RECORDS FOR THE TASK
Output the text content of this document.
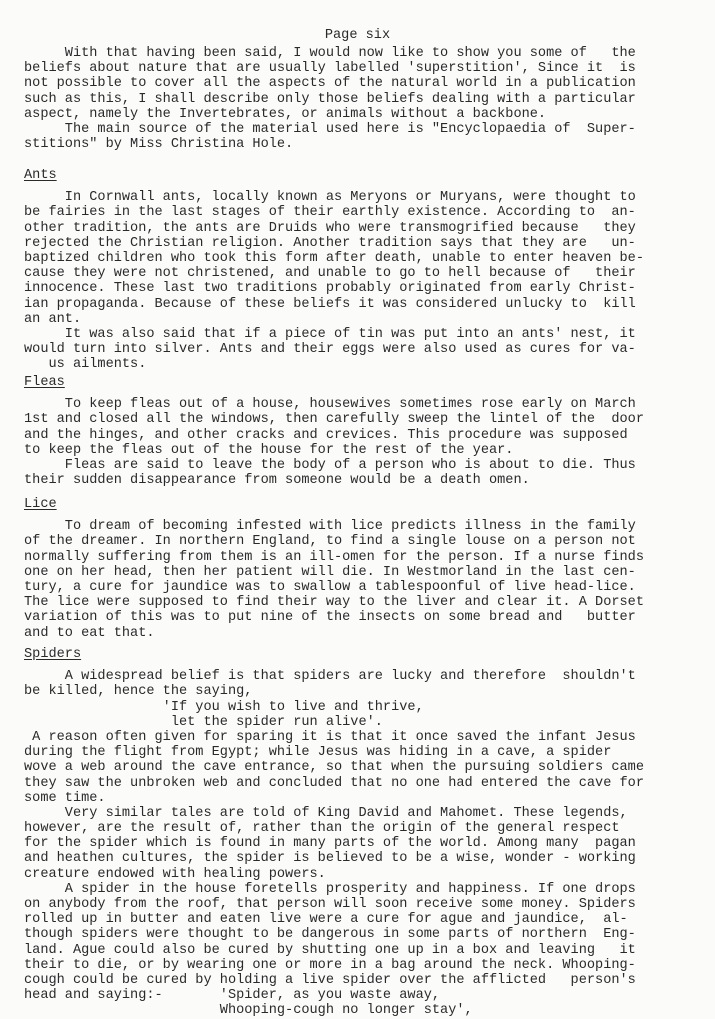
Page six
With that having been said, I would now like to show you some of   the
beliefs about nature that are usually labelled 'superstition', Since it  is
not possible to cover all the aspects of the natural world in a publication
such as this, I shall describe only those beliefs dealing with a particular
aspect, namely the Invertebrates, or animals without a backbone.
The main source of the material used here is "Encyclopaedia of  Super-
stitions" by Miss Christina Hole.
Ants
In Cornwall ants, locally known as Meryons or Muryans, were thought to
be fairies in the last stages of their earthly existence. According to  an-
other tradition, the ants are Druids who were transmogrified because   they
rejected the Christian religion. Another tradition says that they are   un-
baptized children who took this form after death, unable to enter heaven be-
cause they were not christened, and unable to go to hell because of   their
innocence. These last two traditions probably originated from early Christ-
ian propaganda. Because of these beliefs it was considered unlucky to  kill
an ant.
It was also said that if a piece of tin was put into an ants' nest, it
would turn into silver. Ants and their eggs were also used as cures for va-
us ailments.
Fleas
To keep fleas out of a house, housewives sometimes rose early on March
1st and closed all the windows, then carefully sweep the lintel of the  door
and the hinges, and other cracks and crevices. This procedure was supposed
to keep the fleas out of the house for the rest of the year.
Fleas are said to leave the body of a person who is about to die. Thus
their sudden disappearance from someone would be a death omen.
Lice
To dream of becoming infested with lice predicts illness in the family
of the dreamer. In northern England, to find a single louse on a person not
normally suffering from them is an ill-omen for the person. If a nurse finds
one on her head, then her patient will die. In Westmorland in the last cen-
tury, a cure for jaundice was to swallow a tablespoonful of live head-lice.
The lice were supposed to find their way to the liver and clear it. A Dorset
variation of this was to put nine of the insects on some bread and   butter
and to eat that.
Spiders
A widespread belief is that spiders are lucky and therefore  shouldn't
be killed, hence the saying,
'If you wish to live and thrive,
let the spider run alive'.
A reason often given for sparing it is that it once saved the infant Jesus
during the flight from Egypt; while Jesus was hiding in a cave, a spider
wove a web around the cave entrance, so that when the pursuing soldiers came
they saw the unbroken web and concluded that no one had entered the cave for
some time.
Very similar tales are told of King David and Mahomet. These legends,
however, are the result of, rather than the origin of the general respect
for the spider which is found in many parts of the world. Among many  pagan
and heathen cultures, the spider is believed to be a wise, wonder - working
creature endowed with healing powers.
A spider in the house foretells prosperity and happiness. If one drops
on anybody from the roof, that person will soon receive some money. Spiders
rolled up in butter and eaten live were a cure for ague and jaundice,  al-
though spiders were thought to be dangerous in some parts of northern  Eng-
land. Ague could also be cured by shutting one up in a box and leaving   it
their to die, or by wearing one or more in a bag around the neck. Whooping-
cough could be cured by holding a live spider over the afflicted   person's
head and saying:-       'Spider, as you waste away,
Whooping-cough no longer stay',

EXERCISE PROMPT
Go through the records and show every line with the string "also" in it.

EXPECTED OUTPUT
It was also said that if a piece of tin was put into an ants' nest, it
would turn into silver. Ants and their eggs were also used as cures for va-
land. Ague could also be cured by shutting one up in a box and leaving   it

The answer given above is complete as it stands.